TO DO: Images embedded in the records are excluded; print everything else exactly as given.

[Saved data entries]
○ ○ ○ ○ ○ ○ ○

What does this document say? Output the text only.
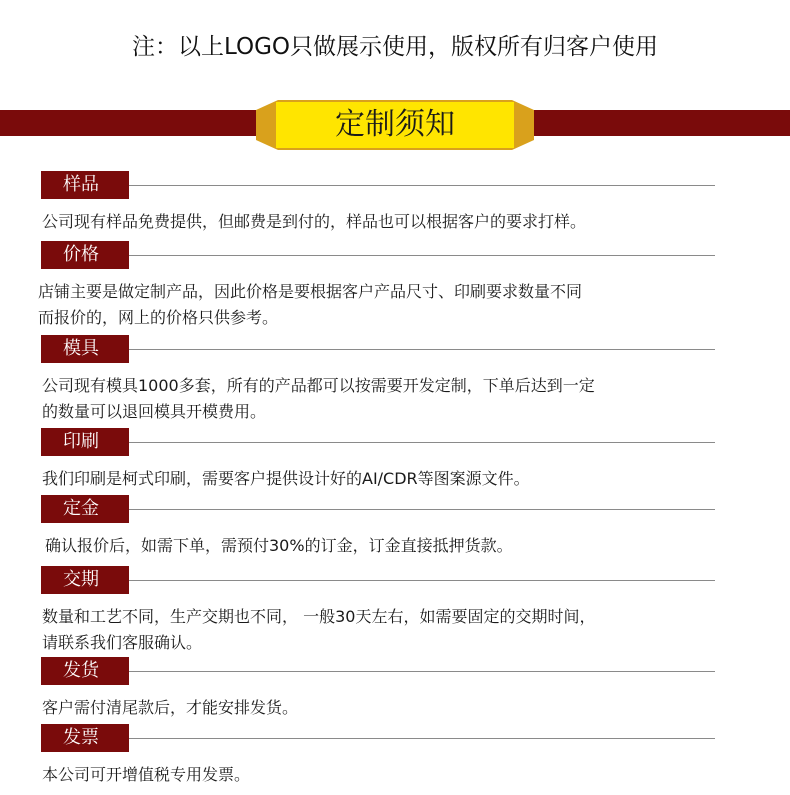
注：以上LOGO只做展示使用，版权所有归客户使用
定制须知
样品

公司现有样品免费提供，但邮费是到付的，样品也可以根据客户的要求打样。

价格

店铺主要是做定制产品，因此价格是要根据客户产品尺寸、印刷要求数量不同
而报价的，网上的价格只供参考。

模具

公司现有模具1000多套，所有的产品都可以按需要开发定制，下单后达到一定
的数量可以退回模具开模费用。

印刷

我们印刷是柯式印刷，需要客户提供设计好的AI/CDR等图案源文件。

定金

确认报价后，如需下单，需预付30%的订金，订金直接抵押货款。

交期

数量和工艺不同，生产交期也不同， 一般30天左右，如需要固定的交期时间，
请联系我们客服确认。

发货

客户需付清尾款后，才能安排发货。

发票

本公司可开增值税专用发票。
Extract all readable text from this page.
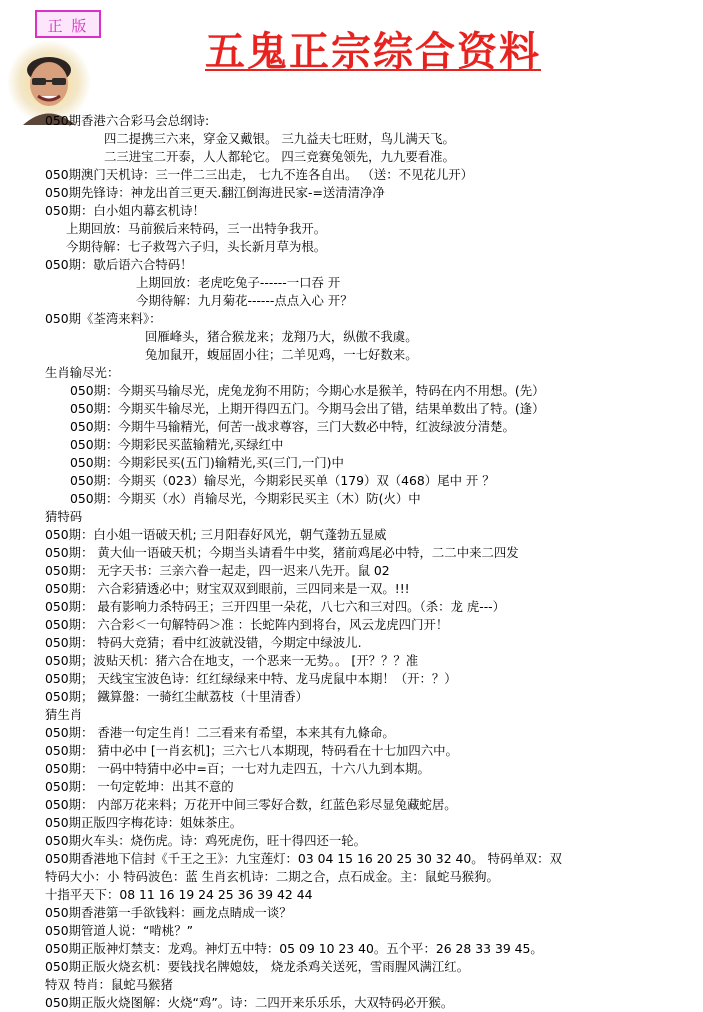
正 版
五鬼正宗综合资料
050期香港六合彩马会总纲诗:
四二提携三六来，穿金又戴银。 三九益夫七旺财，鸟儿满天飞。
二三进宝二开泰，人人都轮它。 四三竞赛兔领先，九九要看准。
050期澳门天机诗：三一伴二三出走， 七九不连各自出。 （送：不见花儿开）
050期先锋诗：神龙出首三更天.翻江倒海进民家-=送清清净净
050期：白小姐内幕玄机诗！
上期回放：马前猴后来特码，三一出特争我开。
今期待解：七子救驾六子归，头长新月草为根。
050期：歇后语六合特码！
上期回放：老虎吃兔子------一口吞 开
今期待解：九月菊花------点点入心 开？
050期《荃湾来料》：
回雁峰头，猪合猴龙来；龙翔乃大，纵傲不我虞。
兔加鼠开，蝮屈固小往；二羊见鸡，一七好数来。
生肖输尽光：
050期：今期买马输尽光，虎兔龙狗不用防；今期心水是猴羊，特码在内不用想。(先）
050期：今期买牛输尽光，上期开得四五门。今期马会出了错，结果单数出了特。(逢）
050期：今期牛马输精光，何苦一战求尊容，三门大数必中特，红波绿波分清楚。
050期：今期彩民买蓝输精光,买绿红中
050期：今期彩民买(五门)输精光,买(三门,一门)中
050期：今期买（023）输尽光，今期彩民买单（179）双（468）尾中 开 ？
050期：今期买（水）肖输尽光，今期彩民买主（木）防(火）中
猜特码
050期：白小姐一语破天机; 三月阳春好风光，朝气蓬勃五显威
050期： 黄大仙一语破天机；今期当头请看牛中奖，猪前鸡尾必中特，二二中来二四发
050期： 无字天书：三亲六眷一起走，四一迟来八先开。鼠 02
050期： 六合彩猜透必中；财宝双双到眼前，三四同来是一双。!!!
050期： 最有影响力杀特码王；三开四里一朵花，八七六和三对四。（杀：龙 虎---）
050期： 六合彩＜一句解特码＞准 ：长蛇阵内到将台，风云龙虎四门开！
050期： 特码大竞猜；看中红波就没错，今期定中绿波儿.
050期；波贴天机：猪六合在地支，一个恶来一无势。。 [开？？？准
050期； 天线宝宝波色诗：红红绿绿来中特、龙马虎鼠中本期！（开：？）
050期； 鐵算盤：一骑红尘献荔枝（十里清香）
猜生肖
050期： 香港一句定生肖！二三看来有希望，本来其有九條命。
050期： 猜中必中 [一肖玄机]；三六七八本期现，特码看在十七加四六中。
050期： 一码中特猜中必中=百；一七对九走四五，十六八九到本期。
050期： 一句定乾坤：出其不意的
050期： 内部万花来料；万花开中间三零好合数，红蓝色彩尽显兔藏蛇居。
050期正版四字梅花诗：姐妹茶庄。
050期火车头：烧伤虎。诗：鸡死虎伤，旺十得四还一轮。
050期香港地下信封《千王之王》：九宝莲灯：03 04 15 16 20 25 30 32 40。 特码单双：双
特码大小：小 特码波色：蓝 生肖玄机诗：二期之合，点石成金。主：鼠蛇马猴狗。
十指平天下：08 11 16 19 24 25 36 39 42 44
050期香港第一手欲钱料：画龙点睛成一谈？
050期管道人说：“啃桃？”
050期正版神灯禁支：龙鸡。神灯五中特：05 09 10 23 40。五个平：26 28 33 39 45。
050期正版火烧玄机：要钱找名牌媳妓， 烧龙杀鸡关送死，雪雨腥风满江红。
特双 特肖：鼠蛇马猴猪
050期正版火烧图解：火烧“鸡”。诗：二四开来乐乐乐，大双特码必开猴。
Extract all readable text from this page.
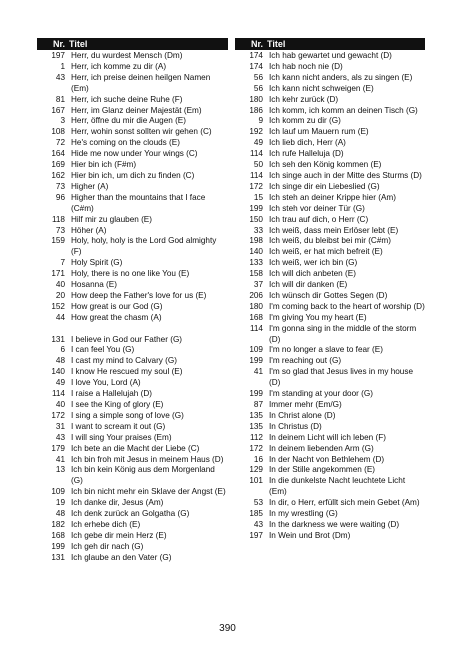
Nr. Titel
197 Herr, du wurdest Mensch (Dm)
1 Herr, ich komme zu dir (A)
43 Herr, ich preise deinen heilgen Namen (Em)
81 Herr, ich suche deine Ruhe (F)
167 Herr, im Glanz deiner Majestät (Em)
3 Herr, öffne du mir die Augen (E)
108 Herr, wohin sonst sollten wir gehen (C)
72 He's coming on the clouds (E)
164 Hide me now under Your wings (C)
169 Hier bin ich (F#m)
162 Hier bin ich, um dich zu finden (C)
73 Higher (A)
96 Higher than the mountains that I face (C#m)
118 Hilf mir zu glauben (E)
73 Höher (A)
159 Holy, holy, holy is the Lord God almighty (F)
7 Holy Spirit (G)
171 Holy, there is no one like You (E)
40 Hosanna (E)
20 How deep the Father's love for us (E)
152 How great is our God (G)
44 How great the chasm (A)
131 I believe in God our Father (G)
6 I can feel You (G)
48 I cast my mind to Calvary (G)
140 I know He rescued my soul (E)
49 I love You, Lord (A)
114 I raise a Hallelujah (D)
40 I see the King of glory (E)
172 I sing a simple song of love (G)
31 I want to scream it out (G)
43 I will sing Your praises (Em)
179 Ich bete an die Macht der Liebe (C)
41 Ich bin froh mit Jesus in meinem Haus (D)
13 Ich bin kein König aus dem Morgenland (G)
109 Ich bin nicht mehr ein Sklave der Angst (E)
19 Ich danke dir, Jesus (Am)
48 Ich denk zurück an Golgatha (G)
182 Ich erhebe dich (E)
168 Ich gebe dir mein Herz (E)
199 Ich geh dir nach (G)
131 Ich glaube an den Vater (G)
Nr. Titel
174 Ich hab gewartet und gewacht (D)
174 Ich hab noch nie (D)
56 Ich kann nicht anders, als zu singen (E)
56 Ich kann nicht schweigen (E)
180 Ich kehr zurück (D)
186 Ich komm, ich komm an deinen Tisch (G)
9 Ich komm zu dir (G)
192 Ich lauf um Mauern rum (E)
49 Ich lieb dich, Herr (A)
114 Ich rufe Halleluja (D)
50 Ich seh den König kommen (E)
114 Ich singe auch in der Mitte des Sturms (D)
172 Ich singe dir ein Liebeslied (G)
15 Ich steh an deiner Krippe hier (Am)
199 Ich steh vor deiner Tür (G)
150 Ich trau auf dich, o Herr (C)
33 Ich weiß, dass mein Erlöser lebt (E)
198 Ich weiß, du bleibst bei mir (C#m)
140 Ich weiß, er hat mich befreit (E)
133 Ich weiß, wer ich bin (G)
158 Ich will dich anbeten (E)
37 Ich will dir danken (E)
206 Ich wünsch dir Gottes Segen (D)
180 I'm coming back to the heart of worship (D)
168 I'm giving You my heart (E)
114 I'm gonna sing in the middle of the storm (D)
109 I'm no longer a slave to fear (E)
199 I'm reaching out (G)
41 I'm so glad that Jesus lives in my house (D)
199 I'm standing at your door (G)
87 Immer mehr (Em/G)
135 In Christ alone (D)
135 In Christus (D)
112 In deinem Licht will ich leben (F)
172 In deinem liebenden Arm (G)
16 In der Nacht von Bethlehem (D)
129 In der Stille angekommen (E)
101 In die dunkelste Nacht leuchtete Licht (Em)
53 In dir, o Herr, erfüllt sich mein Gebet (Am)
185 In my wrestling (G)
43 In the darkness we were waiting (D)
197 In Wein und Brot (Dm)
390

○ ○ ○ ○ ○ ○ ○

FINISHED ANSWER:
What does this document say? Output the text only.
注：以上LOGO只做展示使用，版权所有归客户使用
定制须知
样品

公司现有样品免费提供，但邮费是到付的，样品也可以根据客户的要求打样。

价格

店铺主要是做定制产品，因此价格是要根据客户产品尺寸、印刷要求数量不同
而报价的，网上的价格只供参考。

模具

公司现有模具1000多套，所有的产品都可以按需要开发定制，下单后达到一定
的数量可以退回模具开模费用。

印刷

我们印刷是柯式印刷，需要客户提供设计好的AI/CDR等图案源文件。

定金

确认报价后，如需下单，需预付30%的订金，订金直接抵押货款。

交期

数量和工艺不同，生产交期也不同， 一般30天左右，如需要固定的交期时间，
请联系我们客服确认。

发货

客户需付清尾款后，才能安排发货。

发票

本公司可开增值税专用发票。
Extract all readable text from this page.
正 版
五鬼正宗综合资料
050期香港六合彩马会总纲诗:
四二提携三六来，穿金又戴银。 三九益夫七旺财，鸟儿满天飞。
二三进宝二开泰，人人都轮它。 四三竞赛兔领先，九九要看准。
050期澳门天机诗：三一伴二三出走， 七九不连各自出。 （送：不见花儿开）
050期先锋诗：神龙出首三更天.翻江倒海进民家-=送清清净净
050期：白小姐内幕玄机诗！
上期回放：马前猴后来特码，三一出特争我开。
今期待解：七子救驾六子归，头长新月草为根。
050期：歇后语六合特码！
上期回放：老虎吃兔子------一口吞 开
今期待解：九月菊花------点点入心 开？
050期《荃湾来料》：
回雁峰头，猪合猴龙来；龙翔乃大，纵傲不我虞。
兔加鼠开，蝮屈固小往；二羊见鸡，一七好数来。
生肖输尽光：
050期：今期买马输尽光，虎兔龙狗不用防；今期心水是猴羊，特码在内不用想。(先）
050期：今期买牛输尽光，上期开得四五门。今期马会出了错，结果单数出了特。(逢）
050期：今期牛马输精光，何苦一战求尊容，三门大数必中特，红波绿波分清楚。
050期：今期彩民买蓝输精光,买绿红中
050期：今期彩民买(五门)输精光,买(三门,一门)中
050期：今期买（023）输尽光，今期彩民买单（179）双（468）尾中 开 ？
050期：今期买（水）肖输尽光，今期彩民买主（木）防(火）中
猜特码
050期：白小姐一语破天机; 三月阳春好风光，朝气蓬勃五显威
050期： 黄大仙一语破天机；今期当头请看牛中奖，猪前鸡尾必中特，二二中来二四发
050期： 无字天书：三亲六眷一起走，四一迟来八先开。鼠 02
050期： 六合彩猜透必中；财宝双双到眼前，三四同来是一双。!!!
050期： 最有影响力杀特码王；三开四里一朵花，八七六和三对四。（杀：龙 虎---）
050期： 六合彩＜一句解特码＞准 ：长蛇阵内到将台，风云龙虎四门开！
050期： 特码大竞猜；看中红波就没错，今期定中绿波儿.
050期；波贴天机：猪六合在地支，一个恶来一无势。。 [开？？？准
050期； 天线宝宝波色诗：红红绿绿来中特、龙马虎鼠中本期！（开：？）
050期； 鐵算盤：一骑红尘献荔枝（十里清香）
猜生肖
050期： 香港一句定生肖！二三看来有希望，本来其有九條命。
050期： 猜中必中 [一肖玄机]；三六七八本期现，特码看在十七加四六中。
050期： 一码中特猜中必中=百；一七对九走四五，十六八九到本期。
050期： 一句定乾坤：出其不意的
050期： 内部万花来料；万花开中间三零好合数，红蓝色彩尽显兔藏蛇居。
050期正版四字梅花诗：姐妹茶庄。
050期火车头：烧伤虎。诗：鸡死虎伤，旺十得四还一轮。
050期香港地下信封《千王之王》：九宝莲灯：03 04 15 16 20 25 30 32 40。 特码单双：双
特码大小：小 特码波色：蓝 生肖玄机诗：二期之合，点石成金。主：鼠蛇马猴狗。
十指平天下：08 11 16 19 24 25 36 39 42 44
050期香港第一手欲钱料：画龙点睛成一谈？
050期管道人说：“啃桃？”
050期正版神灯禁支：龙鸡。神灯五中特：05 09 10 23 40。五个平：26 28 33 39 45。
050期正版火烧玄机：要钱找名牌媳妓， 烧龙杀鸡关送死，雪雨腥风满江红。
特双 特肖：鼠蛇马猴猪
050期正版火烧图解：火烧“鸡”。诗：二四开来乐乐乐，大双特码必开猴。
Extract all readable text from this page.
Nr. Titel
197 Herr, du wurdest Mensch (Dm)
1 Herr, ich komme zu dir (A)
43 Herr, ich preise deinen heilgen Namen (Em)
81 Herr, ich suche deine Ruhe (F)
167 Herr, im Glanz deiner Majestät (Em)
3 Herr, öffne du mir die Augen (E)
108 Herr, wohin sonst sollten wir gehen (C)
72 He's coming on the clouds (E)
164 Hide me now under Your wings (C)
169 Hier bin ich (F#m)
162 Hier bin ich, um dich zu finden (C)
73 Higher (A)
96 Higher than the mountains that I face (C#m)
118 Hilf mir zu glauben (E)
73 Höher (A)
159 Holy, holy, holy is the Lord God almighty (F)
7 Holy Spirit (G)
171 Holy, there is no one like You (E)
40 Hosanna (E)
20 How deep the Father's love for us (E)
152 How great is our God (G)
44 How great the chasm (A)
131 I believe in God our Father (G)
6 I can feel You (G)
48 I cast my mind to Calvary (G)
140 I know He rescued my soul (E)
49 I love You, Lord (A)
114 I raise a Hallelujah (D)
40 I see the King of glory (E)
172 I sing a simple song of love (G)
31 I want to scream it out (G)
43 I will sing Your praises (Em)
179 Ich bete an die Macht der Liebe (C)
41 Ich bin froh mit Jesus in meinem Haus (D)
13 Ich bin kein König aus dem Morgenland (G)
109 Ich bin nicht mehr ein Sklave der Angst (E)
19 Ich danke dir, Jesus (Am)
48 Ich denk zurück an Golgatha (G)
182 Ich erhebe dich (E)
168 Ich gebe dir mein Herz (E)
199 Ich geh dir nach (G)
131 Ich glaube an den Vater (G)
Nr. Titel
174 Ich hab gewartet und gewacht (D)
174 Ich hab noch nie (D)
56 Ich kann nicht anders, als zu singen (E)
56 Ich kann nicht schweigen (E)
180 Ich kehr zurück (D)
186 Ich komm, ich komm an deinen Tisch (G)
9 Ich komm zu dir (G)
192 Ich lauf um Mauern rum (E)
49 Ich lieb dich, Herr (A)
114 Ich rufe Halleluja (D)
50 Ich seh den König kommen (E)
114 Ich singe auch in der Mitte des Sturms (D)
172 Ich singe dir ein Liebeslied (G)
15 Ich steh an deiner Krippe hier (Am)
199 Ich steh vor deiner Tür (G)
150 Ich trau auf dich, o Herr (C)
33 Ich weiß, dass mein Erlöser lebt (E)
198 Ich weiß, du bleibst bei mir (C#m)
140 Ich weiß, er hat mich befreit (E)
133 Ich weiß, wer ich bin (G)
158 Ich will dich anbeten (E)
37 Ich will dir danken (E)
206 Ich wünsch dir Gottes Segen (D)
180 I'm coming back to the heart of worship (D)
168 I'm giving You my heart (E)
114 I'm gonna sing in the middle of the storm (D)
109 I'm no longer a slave to fear (E)
199 I'm reaching out (G)
41 I'm so glad that Jesus lives in my house (D)
199 I'm standing at your door (G)
87 Immer mehr (Em/G)
135 In Christ alone (D)
135 In Christus (D)
112 In deinem Licht will ich leben (F)
172 In deinem liebenden Arm (G)
16 In der Nacht von Bethlehem (D)
129 In der Stille angekommen (E)
101 In die dunkelste Nacht leuchtete Licht (Em)
53 In dir, o Herr, erfüllt sich mein Gebet (Am)
185 In my wrestling (G)
43 In the darkness we were waiting (D)
197 In Wein und Brot (Dm)
390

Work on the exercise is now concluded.